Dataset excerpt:
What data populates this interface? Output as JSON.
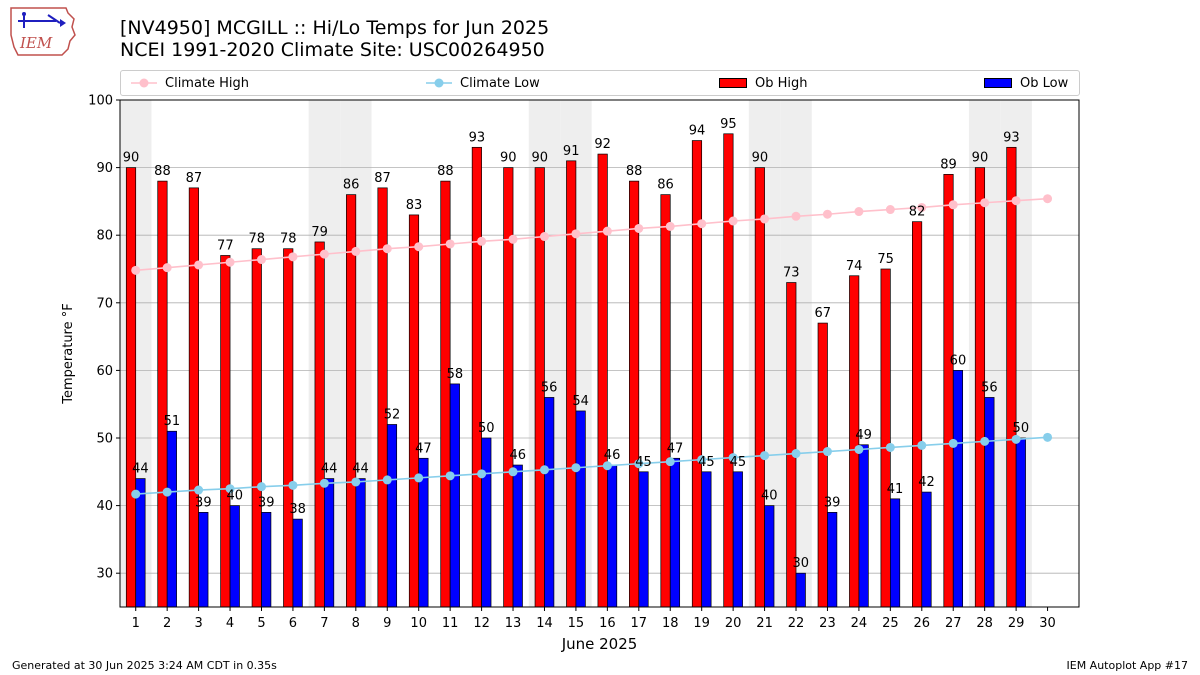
{
  "header": {
    "title_line1": "[NV4950] MCGILL :: Hi/Lo Temps for Jun 2025",
    "title_line2": "NCEI 1991-2020 Climate Site: USC00264950",
    "logo_text": "IEM"
  },
  "footer": {
    "generated": "Generated at 30 Jun 2025 3:24 AM CDT in 0.35s",
    "app": "IEM Autoplot App #17"
  },
  "colors": {
    "ob_high": "#ff0000",
    "ob_low": "#0000ff",
    "climate_high": "#ffc0cb",
    "climate_low": "#87ceeb",
    "weekend_shade": "#eeeeee",
    "grid": "#b0b0b0"
  },
  "chart_data": {
    "type": "bar",
    "xlabel": "June 2025",
    "ylabel": "Temperature °F",
    "ylim": [
      25,
      100
    ],
    "yticks": [
      30,
      40,
      50,
      60,
      70,
      80,
      90,
      100
    ],
    "grid": true,
    "legend_position": "top",
    "categories": [
      "1",
      "2",
      "3",
      "4",
      "5",
      "6",
      "7",
      "8",
      "9",
      "10",
      "11",
      "12",
      "13",
      "14",
      "15",
      "16",
      "17",
      "18",
      "19",
      "20",
      "21",
      "22",
      "23",
      "24",
      "25",
      "26",
      "27",
      "28",
      "29",
      "30"
    ],
    "weekend_shaded_days": [
      1,
      7,
      8,
      14,
      15,
      21,
      22,
      28,
      29
    ],
    "series": [
      {
        "name": "Ob High",
        "kind": "bar",
        "values": [
          90,
          88,
          87,
          77,
          78,
          78,
          79,
          86,
          87,
          83,
          88,
          93,
          90,
          90,
          91,
          92,
          88,
          86,
          94,
          95,
          90,
          73,
          67,
          74,
          75,
          82,
          89,
          90,
          93,
          null
        ]
      },
      {
        "name": "Ob Low",
        "kind": "bar",
        "values": [
          44,
          51,
          39,
          40,
          39,
          38,
          44,
          44,
          52,
          47,
          58,
          50,
          46,
          56,
          54,
          46,
          45,
          47,
          45,
          45,
          40,
          30,
          39,
          49,
          41,
          42,
          60,
          56,
          50,
          null
        ]
      },
      {
        "name": "Climate High",
        "kind": "line",
        "values": [
          74.8,
          75.2,
          75.6,
          76.0,
          76.4,
          76.8,
          77.2,
          77.6,
          78.0,
          78.3,
          78.7,
          79.1,
          79.4,
          79.8,
          80.2,
          80.6,
          81.0,
          81.3,
          81.7,
          82.1,
          82.4,
          82.8,
          83.1,
          83.5,
          83.8,
          84.1,
          84.5,
          84.8,
          85.1,
          85.4
        ]
      },
      {
        "name": "Climate Low",
        "kind": "line",
        "values": [
          41.7,
          42.0,
          42.3,
          42.5,
          42.8,
          43.0,
          43.3,
          43.5,
          43.8,
          44.1,
          44.4,
          44.7,
          45.0,
          45.3,
          45.6,
          45.9,
          46.2,
          46.5,
          46.8,
          47.1,
          47.4,
          47.7,
          48.0,
          48.3,
          48.6,
          48.9,
          49.2,
          49.5,
          49.8,
          50.1
        ]
      }
    ]
  }
}
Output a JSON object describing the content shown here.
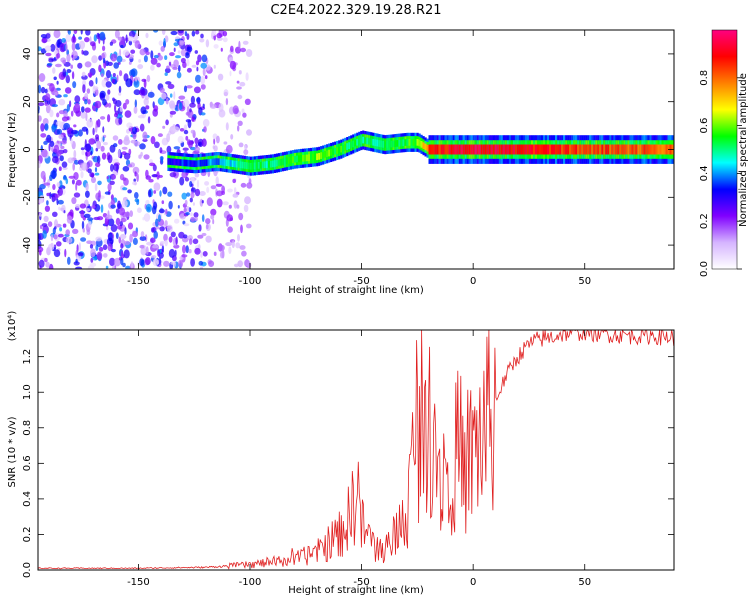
{
  "title": "C2E4.2022.329.19.28.R21",
  "chart_data": [
    {
      "type": "heatmap",
      "xlabel": "Height of straight line (km)",
      "ylabel": "Frequency (Hz)",
      "xlim": [
        -195,
        90
      ],
      "ylim": [
        -50,
        50
      ],
      "x_ticks": [
        -150,
        -100,
        -50,
        0,
        50
      ],
      "y_ticks": [
        -40,
        -20,
        0,
        20,
        40
      ],
      "colorbar": {
        "label": "Normalized spectral amplitude",
        "range": [
          0,
          1
        ],
        "ticks": [
          "0.0",
          "0.2",
          "0.4",
          "0.6",
          "0.8"
        ],
        "colors": [
          "#ffffff",
          "#d5b4ff",
          "#8000ff",
          "#0000ff",
          "#00ffff",
          "#00ff00",
          "#ffff00",
          "#ff8000",
          "#ff0000",
          "#ff0080"
        ]
      },
      "ridge": {
        "x": [
          -137,
          -125,
          -115,
          -100,
          -90,
          -80,
          -70,
          -60,
          -50,
          -40,
          -30,
          -25,
          -20,
          -10,
          0,
          20,
          50,
          90
        ],
        "y": [
          -5,
          -6,
          -5,
          -7,
          -6,
          -4,
          -3,
          0,
          4,
          2,
          3,
          3,
          0,
          0,
          0,
          0,
          0,
          0
        ],
        "amplitude": [
          0.3,
          0.35,
          0.4,
          0.5,
          0.5,
          0.55,
          0.6,
          0.55,
          0.5,
          0.5,
          0.55,
          0.6,
          0.85,
          0.9,
          0.95,
          0.9,
          0.85,
          0.8
        ]
      }
    },
    {
      "type": "line",
      "xlabel": "Height of straight line (km)",
      "ylabel": "SNR (10 * v/v)",
      "y_multiplier": "(x10⁴)",
      "xlim": [
        -195,
        90
      ],
      "ylim": [
        0,
        1.35
      ],
      "x_ticks": [
        -150,
        -100,
        -50,
        0,
        50
      ],
      "y_ticks": [
        "0.0",
        "0.2",
        "0.4",
        "0.6",
        "0.8",
        "1.0",
        "1.2"
      ],
      "line_color": "#e02020",
      "series": [
        {
          "x": [
            -195,
            -150,
            -120,
            -100,
            -80,
            -70,
            -60,
            -55,
            -52,
            -50,
            -45,
            -40,
            -35,
            -30,
            -27,
            -25,
            -22,
            -20,
            -17,
            -15,
            -12,
            -10,
            -5,
            0,
            5,
            10,
            15,
            20,
            25,
            30,
            35,
            40,
            45,
            50,
            60,
            70,
            80,
            90
          ],
          "y": [
            0.01,
            0.01,
            0.015,
            0.03,
            0.06,
            0.1,
            0.2,
            0.3,
            0.5,
            0.25,
            0.15,
            0.1,
            0.2,
            0.3,
            0.6,
            0.9,
            0.7,
            1.0,
            0.8,
            0.55,
            0.6,
            0.65,
            0.6,
            0.65,
            0.8,
            0.95,
            1.1,
            1.2,
            1.27,
            1.3,
            1.31,
            1.33,
            1.34,
            1.34,
            1.33,
            1.32,
            1.32,
            1.31
          ]
        }
      ]
    }
  ]
}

**EXERCISE REQUIREMENTS**
Nothing in the entries above should change when they are printed again, except that the pictures are dropped.

**SOLUTION FOR THIS TASK**
What data populates this interface? Output as JSON.
{
  "header": {
    "title_line1": "[NV4950] MCGILL :: Hi/Lo Temps for Jun 2025",
    "title_line2": "NCEI 1991-2020 Climate Site: USC00264950",
    "logo_text": "IEM"
  },
  "footer": {
    "generated": "Generated at 30 Jun 2025 3:24 AM CDT in 0.35s",
    "app": "IEM Autoplot App #17"
  },
  "colors": {
    "ob_high": "#ff0000",
    "ob_low": "#0000ff",
    "climate_high": "#ffc0cb",
    "climate_low": "#87ceeb",
    "weekend_shade": "#eeeeee",
    "grid": "#b0b0b0"
  },
  "chart_data": {
    "type": "bar",
    "xlabel": "June 2025",
    "ylabel": "Temperature °F",
    "ylim": [
      25,
      100
    ],
    "yticks": [
      30,
      40,
      50,
      60,
      70,
      80,
      90,
      100
    ],
    "grid": true,
    "legend_position": "top",
    "categories": [
      "1",
      "2",
      "3",
      "4",
      "5",
      "6",
      "7",
      "8",
      "9",
      "10",
      "11",
      "12",
      "13",
      "14",
      "15",
      "16",
      "17",
      "18",
      "19",
      "20",
      "21",
      "22",
      "23",
      "24",
      "25",
      "26",
      "27",
      "28",
      "29",
      "30"
    ],
    "weekend_shaded_days": [
      1,
      7,
      8,
      14,
      15,
      21,
      22,
      28,
      29
    ],
    "series": [
      {
        "name": "Ob High",
        "kind": "bar",
        "values": [
          90,
          88,
          87,
          77,
          78,
          78,
          79,
          86,
          87,
          83,
          88,
          93,
          90,
          90,
          91,
          92,
          88,
          86,
          94,
          95,
          90,
          73,
          67,
          74,
          75,
          82,
          89,
          90,
          93,
          null
        ]
      },
      {
        "name": "Ob Low",
        "kind": "bar",
        "values": [
          44,
          51,
          39,
          40,
          39,
          38,
          44,
          44,
          52,
          47,
          58,
          50,
          46,
          56,
          54,
          46,
          45,
          47,
          45,
          45,
          40,
          30,
          39,
          49,
          41,
          42,
          60,
          56,
          50,
          null
        ]
      },
      {
        "name": "Climate High",
        "kind": "line",
        "values": [
          74.8,
          75.2,
          75.6,
          76.0,
          76.4,
          76.8,
          77.2,
          77.6,
          78.0,
          78.3,
          78.7,
          79.1,
          79.4,
          79.8,
          80.2,
          80.6,
          81.0,
          81.3,
          81.7,
          82.1,
          82.4,
          82.8,
          83.1,
          83.5,
          83.8,
          84.1,
          84.5,
          84.8,
          85.1,
          85.4
        ]
      },
      {
        "name": "Climate Low",
        "kind": "line",
        "values": [
          41.7,
          42.0,
          42.3,
          42.5,
          42.8,
          43.0,
          43.3,
          43.5,
          43.8,
          44.1,
          44.4,
          44.7,
          45.0,
          45.3,
          45.6,
          45.9,
          46.2,
          46.5,
          46.8,
          47.1,
          47.4,
          47.7,
          48.0,
          48.3,
          48.6,
          48.9,
          49.2,
          49.5,
          49.8,
          50.1
        ]
      }
    ]
  }
}
Output a JSON object describing the content shown here.
{
  "title": "C2E4.2022.329.19.28.R21",
  "chart_data": [
    {
      "type": "heatmap",
      "xlabel": "Height of straight line (km)",
      "ylabel": "Frequency (Hz)",
      "xlim": [
        -195,
        90
      ],
      "ylim": [
        -50,
        50
      ],
      "x_ticks": [
        -150,
        -100,
        -50,
        0,
        50
      ],
      "y_ticks": [
        -40,
        -20,
        0,
        20,
        40
      ],
      "colorbar": {
        "label": "Normalized spectral amplitude",
        "range": [
          0,
          1
        ],
        "ticks": [
          "0.0",
          "0.2",
          "0.4",
          "0.6",
          "0.8"
        ],
        "colors": [
          "#ffffff",
          "#d5b4ff",
          "#8000ff",
          "#0000ff",
          "#00ffff",
          "#00ff00",
          "#ffff00",
          "#ff8000",
          "#ff0000",
          "#ff0080"
        ]
      },
      "ridge": {
        "x": [
          -137,
          -125,
          -115,
          -100,
          -90,
          -80,
          -70,
          -60,
          -50,
          -40,
          -30,
          -25,
          -20,
          -10,
          0,
          20,
          50,
          90
        ],
        "y": [
          -5,
          -6,
          -5,
          -7,
          -6,
          -4,
          -3,
          0,
          4,
          2,
          3,
          3,
          0,
          0,
          0,
          0,
          0,
          0
        ],
        "amplitude": [
          0.3,
          0.35,
          0.4,
          0.5,
          0.5,
          0.55,
          0.6,
          0.55,
          0.5,
          0.5,
          0.55,
          0.6,
          0.85,
          0.9,
          0.95,
          0.9,
          0.85,
          0.8
        ]
      }
    },
    {
      "type": "line",
      "xlabel": "Height of straight line (km)",
      "ylabel": "SNR (10 * v/v)",
      "y_multiplier": "(x10⁴)",
      "xlim": [
        -195,
        90
      ],
      "ylim": [
        0,
        1.35
      ],
      "x_ticks": [
        -150,
        -100,
        -50,
        0,
        50
      ],
      "y_ticks": [
        "0.0",
        "0.2",
        "0.4",
        "0.6",
        "0.8",
        "1.0",
        "1.2"
      ],
      "line_color": "#e02020",
      "series": [
        {
          "x": [
            -195,
            -150,
            -120,
            -100,
            -80,
            -70,
            -60,
            -55,
            -52,
            -50,
            -45,
            -40,
            -35,
            -30,
            -27,
            -25,
            -22,
            -20,
            -17,
            -15,
            -12,
            -10,
            -5,
            0,
            5,
            10,
            15,
            20,
            25,
            30,
            35,
            40,
            45,
            50,
            60,
            70,
            80,
            90
          ],
          "y": [
            0.01,
            0.01,
            0.015,
            0.03,
            0.06,
            0.1,
            0.2,
            0.3,
            0.5,
            0.25,
            0.15,
            0.1,
            0.2,
            0.3,
            0.6,
            0.9,
            0.7,
            1.0,
            0.8,
            0.55,
            0.6,
            0.65,
            0.6,
            0.65,
            0.8,
            0.95,
            1.1,
            1.2,
            1.27,
            1.3,
            1.31,
            1.33,
            1.34,
            1.34,
            1.33,
            1.32,
            1.32,
            1.31
          ]
        }
      ]
    }
  ]
}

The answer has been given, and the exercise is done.